__What the task requires__
Your task is to repeat the entries underneath exactly, minus the pictures.
|---|
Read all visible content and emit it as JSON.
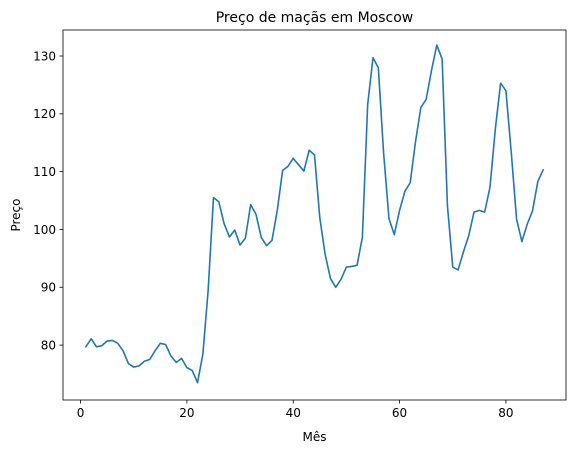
{
  "chart_data": {
    "type": "line",
    "title": "Preço de maçãs em Moscow",
    "xlabel": "Mês",
    "ylabel": "Preço",
    "xlim": [
      -3.3,
      91.3
    ],
    "ylim": [
      70.5,
      134.5
    ],
    "xticks": [
      0,
      20,
      40,
      60,
      80
    ],
    "yticks": [
      80,
      90,
      100,
      110,
      120,
      130
    ],
    "grid": false,
    "legend": "none",
    "series": [
      {
        "color": "#1f77b4",
        "x": [
          1,
          2,
          3,
          4,
          5,
          6,
          7,
          8,
          9,
          10,
          11,
          12,
          13,
          14,
          15,
          16,
          17,
          18,
          19,
          20,
          21,
          22,
          23,
          24,
          25,
          26,
          27,
          28,
          29,
          30,
          31,
          32,
          33,
          34,
          35,
          36,
          37,
          38,
          39,
          40,
          41,
          42,
          43,
          44,
          45,
          46,
          47,
          48,
          49,
          50,
          51,
          52,
          53,
          54,
          55,
          56,
          57,
          58,
          59,
          60,
          61,
          62,
          63,
          64,
          65,
          66,
          67,
          68,
          69,
          70,
          71,
          72,
          73,
          74,
          75,
          76,
          77,
          78,
          79,
          80,
          81,
          82,
          83,
          84,
          85,
          86,
          87
        ],
        "values": [
          79.7,
          81.1,
          79.7,
          79.9,
          80.7,
          80.8,
          80.3,
          79.0,
          76.8,
          76.2,
          76.4,
          77.2,
          77.5,
          79.0,
          80.3,
          80.1,
          78.1,
          77.0,
          77.7,
          76.1,
          75.6,
          73.5,
          78.4,
          89.5,
          105.5,
          104.8,
          101.0,
          98.7,
          99.9,
          97.3,
          98.5,
          104.3,
          102.6,
          98.6,
          97.2,
          98.1,
          103.3,
          110.2,
          110.9,
          112.3,
          111.2,
          110.1,
          113.7,
          112.9,
          102.0,
          95.7,
          91.5,
          90.0,
          91.4,
          93.5,
          93.6,
          93.8,
          98.6,
          121.6,
          129.7,
          128.0,
          113.2,
          101.9,
          99.1,
          103.3,
          106.6,
          108.1,
          115.2,
          121.1,
          122.5,
          127.5,
          131.9,
          129.5,
          104.1,
          93.5,
          93.0,
          96.1,
          98.9,
          103.0,
          103.3,
          103.0,
          107.3,
          117.3,
          125.3,
          124.0,
          113.4,
          101.8,
          97.9,
          100.9,
          103.2,
          108.3,
          110.3
        ]
      }
    ]
  }
}
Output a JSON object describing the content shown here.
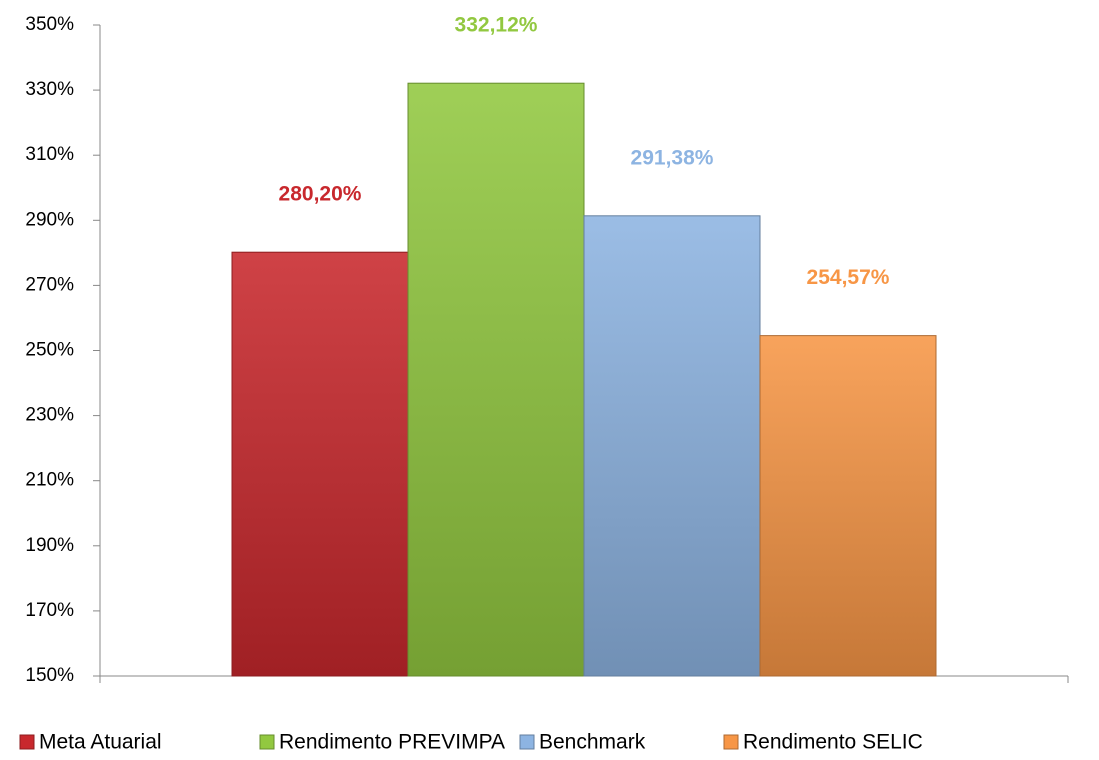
{
  "chart_data": {
    "type": "bar",
    "categories": [
      null
    ],
    "series": [
      {
        "name": "Meta Atuarial",
        "color": "#c8282d",
        "values": [
          280.2
        ],
        "value_labels": [
          "280,20%"
        ]
      },
      {
        "name": "Rendimento PREVIMPA",
        "color": "#92c840",
        "values": [
          332.12
        ],
        "value_labels": [
          "332,12%"
        ]
      },
      {
        "name": "Benchmark",
        "color": "#8db4e2",
        "values": [
          291.38
        ],
        "value_labels": [
          "291,38%"
        ]
      },
      {
        "name": "Rendimento SELIC",
        "color": "#f79646",
        "values": [
          254.57
        ],
        "value_labels": [
          "254,57%"
        ]
      }
    ],
    "ylim": [
      150,
      350
    ],
    "yticks": [
      {
        "value": 150,
        "label": "150%"
      },
      {
        "value": 170,
        "label": "170%"
      },
      {
        "value": 190,
        "label": "190%"
      },
      {
        "value": 210,
        "label": "210%"
      },
      {
        "value": 230,
        "label": "230%"
      },
      {
        "value": 250,
        "label": "250%"
      },
      {
        "value": 270,
        "label": "270%"
      },
      {
        "value": 290,
        "label": "290%"
      },
      {
        "value": 310,
        "label": "310%"
      },
      {
        "value": 330,
        "label": "330%"
      },
      {
        "value": 350,
        "label": "350%"
      }
    ],
    "legend": "bottom",
    "grid": false
  }
}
|---|
__Right answer__
Read all visible content and emit it as JSON.
{
  "chart_data": {
    "type": "line",
    "title": "Preço de maçãs em Moscow",
    "xlabel": "Mês",
    "ylabel": "Preço",
    "xlim": [
      -3.3,
      91.3
    ],
    "ylim": [
      70.5,
      134.5
    ],
    "xticks": [
      0,
      20,
      40,
      60,
      80
    ],
    "yticks": [
      80,
      90,
      100,
      110,
      120,
      130
    ],
    "grid": false,
    "legend": "none",
    "series": [
      {
        "color": "#1f77b4",
        "x": [
          1,
          2,
          3,
          4,
          5,
          6,
          7,
          8,
          9,
          10,
          11,
          12,
          13,
          14,
          15,
          16,
          17,
          18,
          19,
          20,
          21,
          22,
          23,
          24,
          25,
          26,
          27,
          28,
          29,
          30,
          31,
          32,
          33,
          34,
          35,
          36,
          37,
          38,
          39,
          40,
          41,
          42,
          43,
          44,
          45,
          46,
          47,
          48,
          49,
          50,
          51,
          52,
          53,
          54,
          55,
          56,
          57,
          58,
          59,
          60,
          61,
          62,
          63,
          64,
          65,
          66,
          67,
          68,
          69,
          70,
          71,
          72,
          73,
          74,
          75,
          76,
          77,
          78,
          79,
          80,
          81,
          82,
          83,
          84,
          85,
          86,
          87
        ],
        "values": [
          79.7,
          81.1,
          79.7,
          79.9,
          80.7,
          80.8,
          80.3,
          79.0,
          76.8,
          76.2,
          76.4,
          77.2,
          77.5,
          79.0,
          80.3,
          80.1,
          78.1,
          77.0,
          77.7,
          76.1,
          75.6,
          73.5,
          78.4,
          89.5,
          105.5,
          104.8,
          101.0,
          98.7,
          99.9,
          97.3,
          98.5,
          104.3,
          102.6,
          98.6,
          97.2,
          98.1,
          103.3,
          110.2,
          110.9,
          112.3,
          111.2,
          110.1,
          113.7,
          112.9,
          102.0,
          95.7,
          91.5,
          90.0,
          91.4,
          93.5,
          93.6,
          93.8,
          98.6,
          121.6,
          129.7,
          128.0,
          113.2,
          101.9,
          99.1,
          103.3,
          106.6,
          108.1,
          115.2,
          121.1,
          122.5,
          127.5,
          131.9,
          129.5,
          104.1,
          93.5,
          93.0,
          96.1,
          98.9,
          103.0,
          103.3,
          103.0,
          107.3,
          117.3,
          125.3,
          124.0,
          113.4,
          101.8,
          97.9,
          100.9,
          103.2,
          108.3,
          110.3
        ]
      }
    ]
  }
}
Output a JSON object describing the content shown here.
{
  "chart_data": {
    "type": "bar",
    "categories": [
      null
    ],
    "series": [
      {
        "name": "Meta Atuarial",
        "color": "#c8282d",
        "values": [
          280.2
        ],
        "value_labels": [
          "280,20%"
        ]
      },
      {
        "name": "Rendimento PREVIMPA",
        "color": "#92c840",
        "values": [
          332.12
        ],
        "value_labels": [
          "332,12%"
        ]
      },
      {
        "name": "Benchmark",
        "color": "#8db4e2",
        "values": [
          291.38
        ],
        "value_labels": [
          "291,38%"
        ]
      },
      {
        "name": "Rendimento SELIC",
        "color": "#f79646",
        "values": [
          254.57
        ],
        "value_labels": [
          "254,57%"
        ]
      }
    ],
    "ylim": [
      150,
      350
    ],
    "yticks": [
      {
        "value": 150,
        "label": "150%"
      },
      {
        "value": 170,
        "label": "170%"
      },
      {
        "value": 190,
        "label": "190%"
      },
      {
        "value": 210,
        "label": "210%"
      },
      {
        "value": 230,
        "label": "230%"
      },
      {
        "value": 250,
        "label": "250%"
      },
      {
        "value": 270,
        "label": "270%"
      },
      {
        "value": 290,
        "label": "290%"
      },
      {
        "value": 310,
        "label": "310%"
      },
      {
        "value": 330,
        "label": "330%"
      },
      {
        "value": 350,
        "label": "350%"
      }
    ],
    "legend": "bottom",
    "grid": false
  }
}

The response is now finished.